START LISTED RECORDS

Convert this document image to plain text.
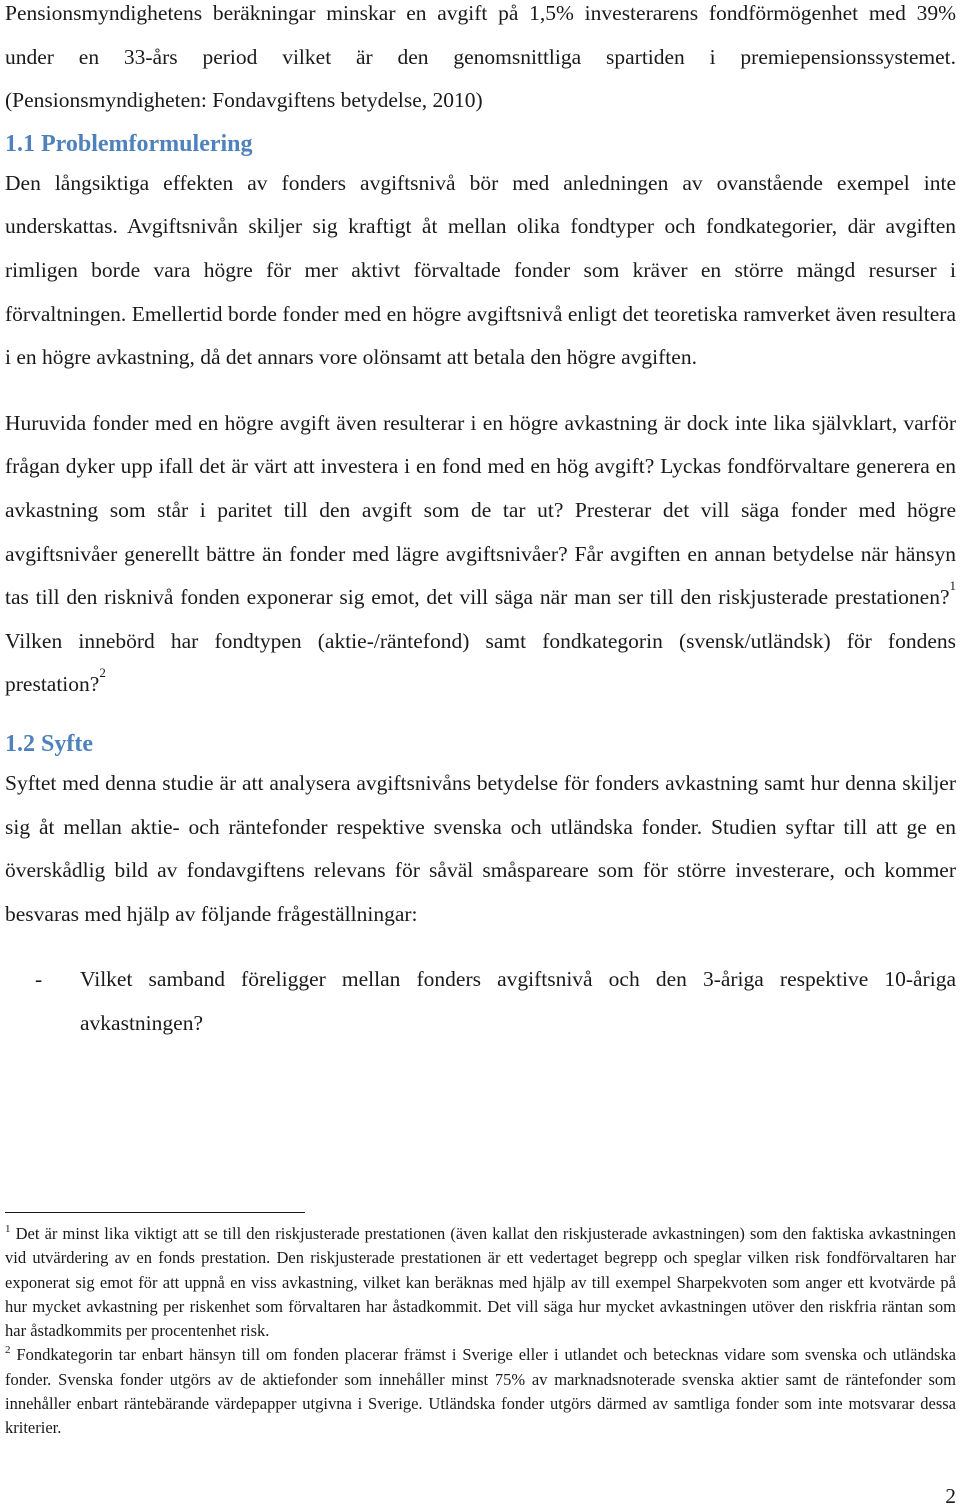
Pensionsmyndighetens beräkningar minskar en avgift på 1,5% investerarens fondförmögenhet med 39% under en 33-års period vilket är den genomsnittliga spartiden i premiepensionssystemet. (Pensionsmyndigheten: Fondavgiftens betydelse, 2010)

1.1 Problemformulering

Den långsiktiga effekten av fonders avgiftsnivå bör med anledningen av ovanstående exempel inte underskattas. Avgiftsnivån skiljer sig kraftigt åt mellan olika fondtyper och fondkategorier, där avgiften rimligen borde vara högre för mer aktivt förvaltade fonder som kräver en större mängd resurser i förvaltningen. Emellertid borde fonder med en högre avgiftsnivå enligt det teoretiska ramverket även resultera i en högre avkastning, då det annars vore olönsamt att betala den högre avgiften.

Huruvida fonder med en högre avgift även resulterar i en högre avkastning är dock inte lika självklart, varför frågan dyker upp ifall det är värt att investera i en fond med en hög avgift? Lyckas fondförvaltare generera en avkastning som står i paritet till den avgift som de tar ut? Presterar det vill säga fonder med högre avgiftsnivåer generellt bättre än fonder med lägre avgiftsnivåer? Får avgiften en annan betydelse när hänsyn tas till den risknivå fonden exponerar sig emot, det vill säga när man ser till den riskjusterade prestationen?$^1$ Vilken innebörd har fondtypen (aktie-/räntefond) samt fondkategorin (svensk/utländsk) för fondens prestation?$^2$

1.2 Syfte

Syftet med denna studie är att analysera avgiftsnivåns betydelse för fonders avkastning samt hur denna skiljer sig åt mellan aktie- och räntefonder respektive svenska och utländska fonder. Studien syftar till att ge en överskådlig bild av fondavgiftens relevans för såväl småspareare som för större investerare, och kommer besvaras med hjälp av följande frågeställningar:

-	Vilket samband föreligger mellan fonders avgiftsnivå och den 3-åriga respektive 10-åriga avkastningen?

$^1$ Det är minst lika viktigt att se till den riskjusterade prestationen (även kallat den riskjusterade avkastningen) som den faktiska avkastningen vid utvärdering av en fonds prestation. Den riskjusterade prestationen är ett vedertaget begrepp och speglar vilken risk fondförvaltaren har exponerat sig emot för att uppnå en viss avkastning, vilket kan beräknas med hjälp av till exempel Sharpekvoten som anger ett kvotvärde på hur mycket avkastning per riskenhet som förvaltaren har åstadkommit. Det vill säga hur mycket avkastningen utöver den riskfria räntan som har åstadkommits per procentenhet risk.

$^2$ Fondkategorin tar enbart hänsyn till om fonden placerar främst i Sverige eller i utlandet och betecknas vidare som svenska och utländska fonder. Svenska fonder utgörs av de aktiefonder som innehåller minst 75% av marknadsnoterade svenska aktier samt de räntefonder som innehåller enbart räntebärande värdepapper utgivna i Sverige. Utländska fonder utgörs därmed av samtliga fonder som inte motsvarar dessa kriterier.

2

END LISTED RECORDS

### EXERCISE
Please repeat all of the data exactly as it stands, leaving the pictures out.

### FINAL ANSWER
Convert this document image to plain text.
Pensionsmyndighetens beräkningar minskar en avgift på 1,5% investerarens fondförmögenhet med 39% under en 33-års period vilket är den genomsnittliga spartiden i premiepensionssystemet. (Pensionsmyndigheten: Fondavgiftens betydelse, 2010)

1.1 Problemformulering

Den långsiktiga effekten av fonders avgiftsnivå bör med anledningen av ovanstående exempel inte underskattas. Avgiftsnivån skiljer sig kraftigt åt mellan olika fondtyper och fondkategorier, där avgiften rimligen borde vara högre för mer aktivt förvaltade fonder som kräver en större mängd resurser i förvaltningen. Emellertid borde fonder med en högre avgiftsnivå enligt det teoretiska ramverket även resultera i en högre avkastning, då det annars vore olönsamt att betala den högre avgiften.

Huruvida fonder med en högre avgift även resulterar i en högre avkastning är dock inte lika självklart, varför frågan dyker upp ifall det är värt att investera i en fond med en hög avgift? Lyckas fondförvaltare generera en avkastning som står i paritet till den avgift som de tar ut? Presterar det vill säga fonder med högre avgiftsnivåer generellt bättre än fonder med lägre avgiftsnivåer? Får avgiften en annan betydelse när hänsyn tas till den risknivå fonden exponerar sig emot, det vill säga när man ser till den riskjusterade prestationen?$^1$ Vilken innebörd har fondtypen (aktie-/räntefond) samt fondkategorin (svensk/utländsk) för fondens prestation?$^2$

1.2 Syfte

Syftet med denna studie är att analysera avgiftsnivåns betydelse för fonders avkastning samt hur denna skiljer sig åt mellan aktie- och räntefonder respektive svenska och utländska fonder. Studien syftar till att ge en överskådlig bild av fondavgiftens relevans för såväl småspareare som för större investerare, och kommer besvaras med hjälp av följande frågeställningar:

-	Vilket samband föreligger mellan fonders avgiftsnivå och den 3-åriga respektive 10-åriga avkastningen?

$^1$ Det är minst lika viktigt att se till den riskjusterade prestationen (även kallat den riskjusterade avkastningen) som den faktiska avkastningen vid utvärdering av en fonds prestation. Den riskjusterade prestationen är ett vedertaget begrepp och speglar vilken risk fondförvaltaren har exponerat sig emot för att uppnå en viss avkastning, vilket kan beräknas med hjälp av till exempel Sharpekvoten som anger ett kvotvärde på hur mycket avkastning per riskenhet som förvaltaren har åstadkommit. Det vill säga hur mycket avkastningen utöver den riskfria räntan som har åstadkommits per procentenhet risk.

$^2$ Fondkategorin tar enbart hänsyn till om fonden placerar främst i Sverige eller i utlandet och betecknas vidare som svenska och utländska fonder. Svenska fonder utgörs av de aktiefonder som innehåller minst 75% av marknadsnoterade svenska aktier samt de räntefonder som innehåller enbart räntebärande värdepapper utgivna i Sverige. Utländska fonder utgörs därmed av samtliga fonder som inte motsvarar dessa kriterier.

2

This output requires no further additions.